━━━ TASK MATERIAL ━━━
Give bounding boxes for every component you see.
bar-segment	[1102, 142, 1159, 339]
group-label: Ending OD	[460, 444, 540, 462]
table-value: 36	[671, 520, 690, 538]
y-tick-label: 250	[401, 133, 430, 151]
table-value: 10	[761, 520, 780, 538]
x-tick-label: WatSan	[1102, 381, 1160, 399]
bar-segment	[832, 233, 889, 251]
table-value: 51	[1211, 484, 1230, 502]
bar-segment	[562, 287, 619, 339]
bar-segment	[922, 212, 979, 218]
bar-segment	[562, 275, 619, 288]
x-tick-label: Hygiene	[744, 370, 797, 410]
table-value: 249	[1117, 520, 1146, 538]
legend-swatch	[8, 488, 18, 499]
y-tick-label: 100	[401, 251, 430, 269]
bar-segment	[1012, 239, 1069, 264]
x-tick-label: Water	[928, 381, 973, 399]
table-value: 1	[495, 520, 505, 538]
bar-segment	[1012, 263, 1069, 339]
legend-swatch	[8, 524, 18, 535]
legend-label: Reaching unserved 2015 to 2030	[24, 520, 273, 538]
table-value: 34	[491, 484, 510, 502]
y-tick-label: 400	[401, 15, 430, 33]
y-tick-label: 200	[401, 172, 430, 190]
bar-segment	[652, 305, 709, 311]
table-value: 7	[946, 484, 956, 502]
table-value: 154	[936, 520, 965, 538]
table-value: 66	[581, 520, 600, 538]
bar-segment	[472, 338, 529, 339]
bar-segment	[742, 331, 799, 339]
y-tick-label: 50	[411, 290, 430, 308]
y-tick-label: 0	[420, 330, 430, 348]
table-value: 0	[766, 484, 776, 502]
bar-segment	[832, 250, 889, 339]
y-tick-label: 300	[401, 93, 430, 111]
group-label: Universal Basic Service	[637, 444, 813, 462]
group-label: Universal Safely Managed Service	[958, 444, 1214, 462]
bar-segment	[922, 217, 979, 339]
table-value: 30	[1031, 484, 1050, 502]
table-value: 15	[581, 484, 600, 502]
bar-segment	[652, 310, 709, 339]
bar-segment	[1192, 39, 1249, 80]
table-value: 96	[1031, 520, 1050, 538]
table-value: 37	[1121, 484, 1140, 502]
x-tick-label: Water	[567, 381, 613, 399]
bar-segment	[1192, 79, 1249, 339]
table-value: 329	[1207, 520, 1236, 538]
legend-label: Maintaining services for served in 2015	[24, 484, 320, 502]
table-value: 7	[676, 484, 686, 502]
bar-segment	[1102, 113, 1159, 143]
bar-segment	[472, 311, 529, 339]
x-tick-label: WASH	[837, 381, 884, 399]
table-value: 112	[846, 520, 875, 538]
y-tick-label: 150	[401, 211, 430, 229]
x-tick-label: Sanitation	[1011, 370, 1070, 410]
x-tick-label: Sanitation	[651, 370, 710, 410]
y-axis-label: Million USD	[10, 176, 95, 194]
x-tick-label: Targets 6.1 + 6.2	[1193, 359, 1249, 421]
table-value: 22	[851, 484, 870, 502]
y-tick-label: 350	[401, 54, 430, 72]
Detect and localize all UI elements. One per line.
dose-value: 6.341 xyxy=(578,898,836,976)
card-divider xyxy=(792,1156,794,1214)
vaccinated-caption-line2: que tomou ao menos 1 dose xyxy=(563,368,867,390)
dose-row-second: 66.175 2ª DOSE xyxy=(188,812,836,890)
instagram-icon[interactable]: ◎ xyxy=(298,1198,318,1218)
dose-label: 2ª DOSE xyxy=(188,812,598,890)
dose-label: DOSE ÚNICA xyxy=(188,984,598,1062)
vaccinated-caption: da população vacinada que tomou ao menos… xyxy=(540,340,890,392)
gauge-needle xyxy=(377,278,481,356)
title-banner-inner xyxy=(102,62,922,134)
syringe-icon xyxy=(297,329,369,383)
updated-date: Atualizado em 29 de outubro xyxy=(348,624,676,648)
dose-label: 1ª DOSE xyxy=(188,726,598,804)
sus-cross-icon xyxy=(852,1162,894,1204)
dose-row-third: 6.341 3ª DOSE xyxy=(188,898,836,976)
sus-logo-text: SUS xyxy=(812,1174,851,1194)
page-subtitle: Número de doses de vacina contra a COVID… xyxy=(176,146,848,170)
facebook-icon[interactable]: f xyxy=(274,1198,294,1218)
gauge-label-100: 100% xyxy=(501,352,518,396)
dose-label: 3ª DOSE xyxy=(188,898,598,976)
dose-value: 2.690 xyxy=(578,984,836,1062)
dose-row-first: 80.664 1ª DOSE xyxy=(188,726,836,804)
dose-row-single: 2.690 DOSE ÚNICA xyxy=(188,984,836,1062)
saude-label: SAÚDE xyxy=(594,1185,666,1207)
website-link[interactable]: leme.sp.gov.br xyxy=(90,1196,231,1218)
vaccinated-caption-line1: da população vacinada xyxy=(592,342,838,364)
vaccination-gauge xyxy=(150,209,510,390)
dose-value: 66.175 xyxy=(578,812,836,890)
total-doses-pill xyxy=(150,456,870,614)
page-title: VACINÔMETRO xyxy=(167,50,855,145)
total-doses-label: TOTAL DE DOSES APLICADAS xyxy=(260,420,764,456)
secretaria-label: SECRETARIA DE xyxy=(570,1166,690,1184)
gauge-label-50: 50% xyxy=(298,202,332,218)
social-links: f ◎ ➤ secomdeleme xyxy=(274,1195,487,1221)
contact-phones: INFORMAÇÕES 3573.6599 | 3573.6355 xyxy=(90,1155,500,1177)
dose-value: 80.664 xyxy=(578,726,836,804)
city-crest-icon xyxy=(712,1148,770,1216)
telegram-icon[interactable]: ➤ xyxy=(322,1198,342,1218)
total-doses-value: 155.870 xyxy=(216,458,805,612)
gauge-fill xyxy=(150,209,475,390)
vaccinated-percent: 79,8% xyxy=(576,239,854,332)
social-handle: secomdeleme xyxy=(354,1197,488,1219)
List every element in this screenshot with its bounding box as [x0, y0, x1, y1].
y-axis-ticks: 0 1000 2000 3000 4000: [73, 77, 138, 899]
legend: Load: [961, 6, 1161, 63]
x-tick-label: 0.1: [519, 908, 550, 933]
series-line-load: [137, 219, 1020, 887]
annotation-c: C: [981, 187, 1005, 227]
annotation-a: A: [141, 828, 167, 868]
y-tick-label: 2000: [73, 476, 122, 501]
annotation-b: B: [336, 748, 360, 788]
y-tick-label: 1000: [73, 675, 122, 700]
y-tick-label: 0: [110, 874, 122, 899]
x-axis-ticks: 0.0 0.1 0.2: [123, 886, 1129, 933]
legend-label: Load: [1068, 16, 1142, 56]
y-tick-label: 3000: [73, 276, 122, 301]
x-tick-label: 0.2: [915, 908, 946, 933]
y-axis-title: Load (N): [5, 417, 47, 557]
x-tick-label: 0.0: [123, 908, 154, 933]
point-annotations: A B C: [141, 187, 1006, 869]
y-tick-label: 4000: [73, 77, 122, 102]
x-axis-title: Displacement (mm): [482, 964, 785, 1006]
━━━
PROBLEM REQUIREMENTS. Please pull out every line of the listing above, across all of its blocks, and reproduce each one unchanged.

EXERCISE RESULT.
Give bounding boxes for every component you see.
bar-segment	[1102, 142, 1159, 339]
group-label: Ending OD	[460, 444, 540, 462]
table-value: 36	[671, 520, 690, 538]
y-tick-label: 250	[401, 133, 430, 151]
table-value: 10	[761, 520, 780, 538]
x-tick-label: WatSan	[1102, 381, 1160, 399]
bar-segment	[832, 233, 889, 251]
table-value: 51	[1211, 484, 1230, 502]
bar-segment	[562, 287, 619, 339]
bar-segment	[922, 212, 979, 218]
bar-segment	[562, 275, 619, 288]
x-tick-label: Hygiene	[744, 370, 797, 410]
table-value: 249	[1117, 520, 1146, 538]
legend-swatch	[8, 488, 18, 499]
y-tick-label: 100	[401, 251, 430, 269]
bar-segment	[1012, 239, 1069, 264]
x-tick-label: Water	[928, 381, 973, 399]
table-value: 1	[495, 520, 505, 538]
bar-segment	[1012, 263, 1069, 339]
legend-swatch	[8, 524, 18, 535]
legend-label: Reaching unserved 2015 to 2030	[24, 520, 273, 538]
table-value: 34	[491, 484, 510, 502]
y-tick-label: 400	[401, 15, 430, 33]
y-tick-label: 200	[401, 172, 430, 190]
bar-segment	[652, 305, 709, 311]
table-value: 7	[946, 484, 956, 502]
table-value: 154	[936, 520, 965, 538]
table-value: 66	[581, 520, 600, 538]
bar-segment	[472, 338, 529, 339]
bar-segment	[742, 331, 799, 339]
y-tick-label: 50	[411, 290, 430, 308]
y-tick-label: 0	[420, 330, 430, 348]
table-value: 0	[766, 484, 776, 502]
bar-segment	[832, 250, 889, 339]
y-tick-label: 300	[401, 93, 430, 111]
group-label: Universal Basic Service	[637, 444, 813, 462]
group-label: Universal Safely Managed Service	[958, 444, 1214, 462]
bar-segment	[922, 217, 979, 339]
table-value: 30	[1031, 484, 1050, 502]
table-value: 15	[581, 484, 600, 502]
bar-segment	[652, 310, 709, 339]
bar-segment	[1192, 39, 1249, 80]
table-value: 96	[1031, 520, 1050, 538]
table-value: 37	[1121, 484, 1140, 502]
x-tick-label: Water	[567, 381, 613, 399]
bar-segment	[1192, 79, 1249, 339]
table-value: 329	[1207, 520, 1236, 538]
legend-label: Maintaining services for served in 2015	[24, 484, 320, 502]
table-value: 7	[676, 484, 686, 502]
bar-segment	[1102, 113, 1159, 143]
bar-segment	[472, 311, 529, 339]
x-tick-label: WASH	[837, 381, 884, 399]
table-value: 112	[846, 520, 875, 538]
y-tick-label: 150	[401, 211, 430, 229]
x-tick-label: Sanitation	[1011, 370, 1070, 410]
x-tick-label: Sanitation	[651, 370, 710, 410]
y-axis-label: Million USD	[10, 176, 95, 194]
x-tick-label: Targets 6.1 + 6.2	[1193, 359, 1249, 421]
table-value: 22	[851, 484, 870, 502]
y-tick-label: 350	[401, 54, 430, 72]
Detect and localize all UI elements. One per line.
dose-value: 6.341 xyxy=(578,898,836,976)
card-divider xyxy=(792,1156,794,1214)
vaccinated-caption-line2: que tomou ao menos 1 dose xyxy=(563,368,867,390)
dose-row-second: 66.175 2ª DOSE xyxy=(188,812,836,890)
instagram-icon[interactable]: ◎ xyxy=(298,1198,318,1218)
dose-label: 2ª DOSE xyxy=(188,812,598,890)
dose-label: DOSE ÚNICA xyxy=(188,984,598,1062)
vaccinated-caption: da população vacinada que tomou ao menos… xyxy=(540,340,890,392)
gauge-needle xyxy=(377,278,481,356)
title-banner-inner xyxy=(102,62,922,134)
syringe-icon xyxy=(297,329,369,383)
updated-date: Atualizado em 29 de outubro xyxy=(348,624,676,648)
dose-label: 1ª DOSE xyxy=(188,726,598,804)
sus-cross-icon xyxy=(852,1162,894,1204)
dose-row-third: 6.341 3ª DOSE xyxy=(188,898,836,976)
sus-logo-text: SUS xyxy=(812,1174,851,1194)
page-subtitle: Número de doses de vacina contra a COVID… xyxy=(176,146,848,170)
facebook-icon[interactable]: f xyxy=(274,1198,294,1218)
gauge-label-100: 100% xyxy=(501,352,518,396)
dose-label: 3ª DOSE xyxy=(188,898,598,976)
dose-value: 2.690 xyxy=(578,984,836,1062)
dose-row-first: 80.664 1ª DOSE xyxy=(188,726,836,804)
dose-row-single: 2.690 DOSE ÚNICA xyxy=(188,984,836,1062)
saude-label: SAÚDE xyxy=(594,1185,666,1207)
website-link[interactable]: leme.sp.gov.br xyxy=(90,1196,231,1218)
vaccinated-caption-line1: da população vacinada xyxy=(592,342,838,364)
vaccination-gauge xyxy=(150,209,510,390)
dose-value: 66.175 xyxy=(578,812,836,890)
total-doses-pill xyxy=(150,456,870,614)
page-title: VACINÔMETRO xyxy=(167,50,855,145)
total-doses-label: TOTAL DE DOSES APLICADAS xyxy=(260,420,764,456)
secretaria-label: SECRETARIA DE xyxy=(570,1166,690,1184)
gauge-label-50: 50% xyxy=(298,202,332,218)
social-links: f ◎ ➤ secomdeleme xyxy=(274,1195,487,1221)
contact-phones: INFORMAÇÕES 3573.6599 | 3573.6355 xyxy=(90,1155,500,1177)
dose-value: 80.664 xyxy=(578,726,836,804)
city-crest-icon xyxy=(712,1148,770,1216)
telegram-icon[interactable]: ➤ xyxy=(322,1198,342,1218)
total-doses-value: 155.870 xyxy=(216,458,805,612)
gauge-fill xyxy=(150,209,475,390)
vaccinated-percent: 79,8% xyxy=(576,239,854,332)
social-handle: secomdeleme xyxy=(354,1197,488,1219)
List every element in this screenshot with its bounding box as [x0, y0, x1, y1].
y-axis-ticks: 0 1000 2000 3000 4000: [73, 77, 138, 899]
legend: Load: [961, 6, 1161, 63]
x-tick-label: 0.1: [519, 908, 550, 933]
series-line-load: [137, 219, 1020, 887]
annotation-c: C: [981, 187, 1005, 227]
annotation-a: A: [141, 828, 167, 868]
y-tick-label: 2000: [73, 476, 122, 501]
annotation-b: B: [336, 748, 360, 788]
y-tick-label: 1000: [73, 675, 122, 700]
y-tick-label: 0: [110, 874, 122, 899]
x-axis-ticks: 0.0 0.1 0.2: [123, 886, 1129, 933]
legend-label: Load: [1068, 16, 1142, 56]
y-tick-label: 3000: [73, 276, 122, 301]
x-tick-label: 0.2: [915, 908, 946, 933]
y-axis-title: Load (N): [5, 417, 47, 557]
x-tick-label: 0.0: [123, 908, 154, 933]
point-annotations: A B C: [141, 187, 1006, 869]
y-tick-label: 4000: [73, 77, 122, 102]
x-axis-title: Displacement (mm): [482, 964, 785, 1006]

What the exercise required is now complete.